Problems to work on:
1. In the battery manufacturing text, roughly how much grid-connected battery-based energy storage did the US have as of 2020?
2. Reproduce the battery manufacturing text between "Many business leaders" and "what this involves.", inclusive.
3. Pick up the battery manufacturing text after its last sentence and keep writing.

Text extract:
One of the biggest data challenges for the battery manufacturing industry is the sheer volume of units going through their doors. Let’s look at the numbers. As of 2020, the US had about 1 GWh of grid-connected battery based energy storage with typically 200–250 MWh new installations every year¹. Quarterly EV sales are around 150,000 in the US alone² with vehicle storage typically in the range of 40 kWh (2021 base model Nissan Leaf) to 95 kWh (2022 long-range model Tesla S). Often these systems are built up from very small units, like the 2170 battery which has a capacity of a bit more than 20 Wh, with typically 4,000–7,500 of these small units per car.  So as an order of magnitude number (with the simplifying approximation that everything is some flavor of Li-ion, which it isn’t), we are looking at 3 billion batteries for vehicles and around 15 million batteries for grid storage, in just the United States.

Many business leaders we speak to are eager to apply software analytics to be able to introduce transformative improvements, such as predictive capabilities powered by machine learning. But before this can happen, there is an important process of what I call data stewardship. As manufacturing ramps up, often very quickly, this becomes even more important, and preferably is something that should happen near the inception of a manufacturing line. Let’s take a closer look at what this involves.

Information shown:

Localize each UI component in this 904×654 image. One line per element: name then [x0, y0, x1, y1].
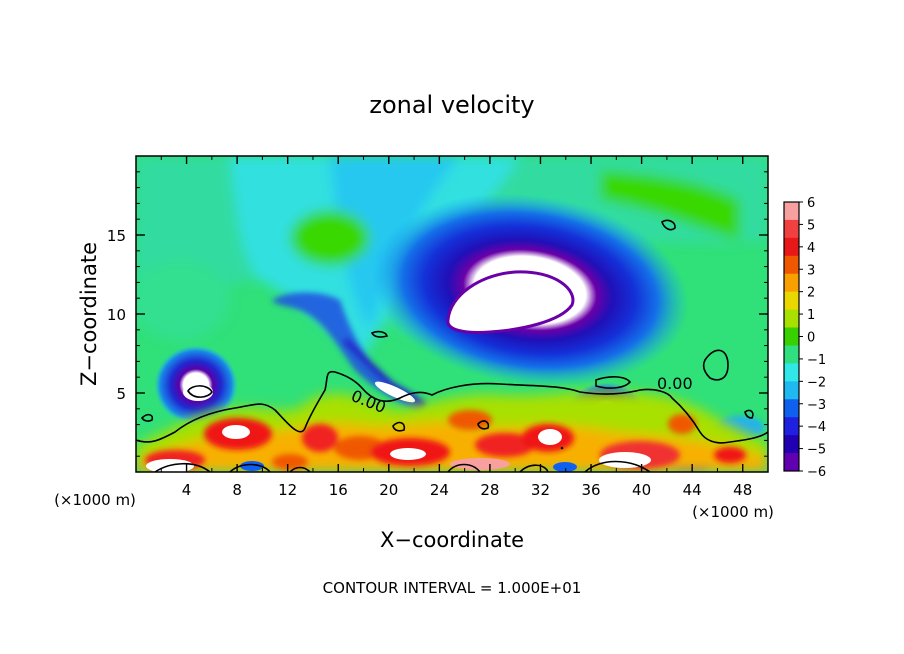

Responses for each task:
1. About 1 GWh.

2.
Many business leaders we speak to are eager to apply software analytics to be able to introduce transformative improvements, such as predictive capabilities powered by machine learning. But before this can happen, there is an important process of what I call data stewardship. As manufacturing ramps up, often very quickly, this becomes even more important, and preferably is something that should happen near the inception of a manufacturing line. Let’s take a closer look at what this involves.

3.
Deciding what data to collect

When working with a battery customer, we have to decide collectively what data we actually want to capture.  For some operations, it’s not economical to try to capture everything, and even if we do decide that, what does “everything” really mean? Do we, for instance, configure our manufacturing line with tomography that generates a 3D image of each cell? Do we capture the results of every formation program for every cell or just sample a few?  What tools should we use to characterize our weld between the battery lead and electrodes and should those images be captured? The list of considerations goes on.

A tomography scan is one type of data that can be collected during battery manufacturing.


Evaluating the data’s utility

Once we decide on the appropriate amount of data to capture, we configure the analytics software to collect the maximum amount of available data, while still allowing for those cases where we choose not to collect any. For example, we might look at tomography or the infrared imager on the electrode weld. The data’s utility is then continuously evaluated with a streaming analytics approach where the software performs anomaly detection using the standard data we gather from the manufacturing line, such as the output of the PLCs and battery test equipment. On top of this, we perform feature extraction and anomaly detection. Comparing the two allows us to evaluate the utility of the overall approach.

We talked specifically about what goes into preparing a data pipeline for anomaly detection in a previous issue of Battery Smarts, including the important work of determining the origin of the data, transforming it using processors and executors, and determining the ideal location for the newly scrubbed data for easiest access. Because the analytics software is set up to stream the datasets through the analytics pipeline while still threading the results down to the same serial number, questions about the overall data utility can be answered with rigor.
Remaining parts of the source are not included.